(WHAT TO PRODUCE):
Return each line of the items below with no changes, from first to last.

[Collection entries]
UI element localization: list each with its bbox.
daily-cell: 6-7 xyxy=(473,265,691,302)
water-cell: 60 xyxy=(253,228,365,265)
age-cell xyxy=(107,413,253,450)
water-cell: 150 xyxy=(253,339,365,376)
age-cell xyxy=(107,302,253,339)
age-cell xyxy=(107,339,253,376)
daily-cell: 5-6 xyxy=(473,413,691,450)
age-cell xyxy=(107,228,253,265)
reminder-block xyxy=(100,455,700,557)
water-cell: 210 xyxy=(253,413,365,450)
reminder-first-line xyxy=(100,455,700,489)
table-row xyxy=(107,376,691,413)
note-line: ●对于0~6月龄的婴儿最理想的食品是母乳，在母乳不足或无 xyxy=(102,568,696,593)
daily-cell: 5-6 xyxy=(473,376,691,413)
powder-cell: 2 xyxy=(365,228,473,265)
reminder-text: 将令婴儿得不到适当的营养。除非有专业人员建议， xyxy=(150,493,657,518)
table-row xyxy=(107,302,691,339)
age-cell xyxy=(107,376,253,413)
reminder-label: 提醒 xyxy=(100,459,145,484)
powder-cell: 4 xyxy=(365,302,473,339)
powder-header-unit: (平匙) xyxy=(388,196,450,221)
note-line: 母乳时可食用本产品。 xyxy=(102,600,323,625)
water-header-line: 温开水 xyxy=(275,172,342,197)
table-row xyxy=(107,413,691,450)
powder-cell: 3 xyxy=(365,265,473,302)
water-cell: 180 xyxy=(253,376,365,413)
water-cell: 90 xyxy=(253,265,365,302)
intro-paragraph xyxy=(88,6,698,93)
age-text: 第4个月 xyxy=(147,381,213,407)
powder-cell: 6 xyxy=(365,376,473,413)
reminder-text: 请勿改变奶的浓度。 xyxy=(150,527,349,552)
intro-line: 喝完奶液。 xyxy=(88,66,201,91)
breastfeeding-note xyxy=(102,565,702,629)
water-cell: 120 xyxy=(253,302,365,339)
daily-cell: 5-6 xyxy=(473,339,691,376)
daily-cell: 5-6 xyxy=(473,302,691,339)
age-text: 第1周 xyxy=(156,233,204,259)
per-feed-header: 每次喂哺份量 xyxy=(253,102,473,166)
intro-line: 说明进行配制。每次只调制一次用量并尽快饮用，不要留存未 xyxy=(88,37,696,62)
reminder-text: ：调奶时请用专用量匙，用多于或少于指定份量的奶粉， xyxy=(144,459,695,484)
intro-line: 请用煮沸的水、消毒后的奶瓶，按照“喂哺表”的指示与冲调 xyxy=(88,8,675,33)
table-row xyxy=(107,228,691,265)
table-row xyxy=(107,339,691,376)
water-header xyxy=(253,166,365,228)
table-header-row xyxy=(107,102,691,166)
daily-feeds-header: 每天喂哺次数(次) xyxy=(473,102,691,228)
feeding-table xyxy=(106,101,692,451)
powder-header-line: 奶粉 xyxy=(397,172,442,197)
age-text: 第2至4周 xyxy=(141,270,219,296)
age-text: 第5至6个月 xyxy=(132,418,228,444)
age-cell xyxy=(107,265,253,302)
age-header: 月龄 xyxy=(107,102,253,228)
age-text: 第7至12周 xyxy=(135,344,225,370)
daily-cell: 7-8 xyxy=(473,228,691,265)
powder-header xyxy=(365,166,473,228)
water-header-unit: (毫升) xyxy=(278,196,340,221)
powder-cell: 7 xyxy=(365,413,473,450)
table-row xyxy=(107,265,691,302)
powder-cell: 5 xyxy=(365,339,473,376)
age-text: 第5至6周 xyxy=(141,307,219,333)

(TASK OUTPUT):
UI element localization: list each with its bbox.
daily-cell: 6-7 xyxy=(473,265,691,302)
water-cell: 60 xyxy=(253,228,365,265)
age-cell xyxy=(107,413,253,450)
water-cell: 150 xyxy=(253,339,365,376)
age-cell xyxy=(107,302,253,339)
age-cell xyxy=(107,339,253,376)
daily-cell: 5-6 xyxy=(473,413,691,450)
age-cell xyxy=(107,228,253,265)
reminder-block xyxy=(100,455,700,557)
water-cell: 210 xyxy=(253,413,365,450)
reminder-first-line xyxy=(100,455,700,489)
table-row xyxy=(107,376,691,413)
note-line: ●对于0~6月龄的婴儿最理想的食品是母乳，在母乳不足或无 xyxy=(102,568,696,593)
daily-cell: 5-6 xyxy=(473,376,691,413)
powder-cell: 2 xyxy=(365,228,473,265)
reminder-text: 将令婴儿得不到适当的营养。除非有专业人员建议， xyxy=(150,493,657,518)
table-row xyxy=(107,302,691,339)
age-cell xyxy=(107,376,253,413)
reminder-label: 提醒 xyxy=(100,459,145,484)
powder-cell: 4 xyxy=(365,302,473,339)
powder-header-unit: (平匙) xyxy=(388,196,450,221)
note-line: 母乳时可食用本产品。 xyxy=(102,600,323,625)
water-header-line: 温开水 xyxy=(275,172,342,197)
table-row xyxy=(107,413,691,450)
powder-cell: 3 xyxy=(365,265,473,302)
water-cell: 180 xyxy=(253,376,365,413)
water-cell: 90 xyxy=(253,265,365,302)
intro-paragraph xyxy=(88,6,698,93)
age-text: 第4个月 xyxy=(147,381,213,407)
powder-cell: 6 xyxy=(365,376,473,413)
reminder-text: 请勿改变奶的浓度。 xyxy=(150,527,349,552)
intro-line: 喝完奶液。 xyxy=(88,66,201,91)
breastfeeding-note xyxy=(102,565,702,629)
water-cell: 120 xyxy=(253,302,365,339)
daily-cell: 5-6 xyxy=(473,339,691,376)
daily-cell: 5-6 xyxy=(473,302,691,339)
age-text: 第1周 xyxy=(156,233,204,259)
per-feed-header: 每次喂哺份量 xyxy=(253,102,473,166)
intro-line: 说明进行配制。每次只调制一次用量并尽快饮用，不要留存未 xyxy=(88,37,696,62)
reminder-text: ：调奶时请用专用量匙，用多于或少于指定份量的奶粉， xyxy=(144,459,695,484)
intro-line: 请用煮沸的水、消毒后的奶瓶，按照“喂哺表”的指示与冲调 xyxy=(88,8,675,33)
table-row xyxy=(107,228,691,265)
table-row xyxy=(107,339,691,376)
water-header xyxy=(253,166,365,228)
table-header-row xyxy=(107,102,691,166)
daily-feeds-header: 每天喂哺次数(次) xyxy=(473,102,691,228)
feeding-table xyxy=(106,101,692,451)
powder-header-line: 奶粉 xyxy=(397,172,442,197)
age-text: 第2至4周 xyxy=(141,270,219,296)
age-text: 第5至6个月 xyxy=(132,418,228,444)
age-cell xyxy=(107,265,253,302)
age-header: 月龄 xyxy=(107,102,253,228)
age-text: 第7至12周 xyxy=(135,344,225,370)
daily-cell: 7-8 xyxy=(473,228,691,265)
powder-header xyxy=(365,166,473,228)
water-header-unit: (毫升) xyxy=(278,196,340,221)
powder-cell: 7 xyxy=(365,413,473,450)
table-row xyxy=(107,265,691,302)
powder-cell: 5 xyxy=(365,339,473,376)
age-text: 第5至6周 xyxy=(141,307,219,333)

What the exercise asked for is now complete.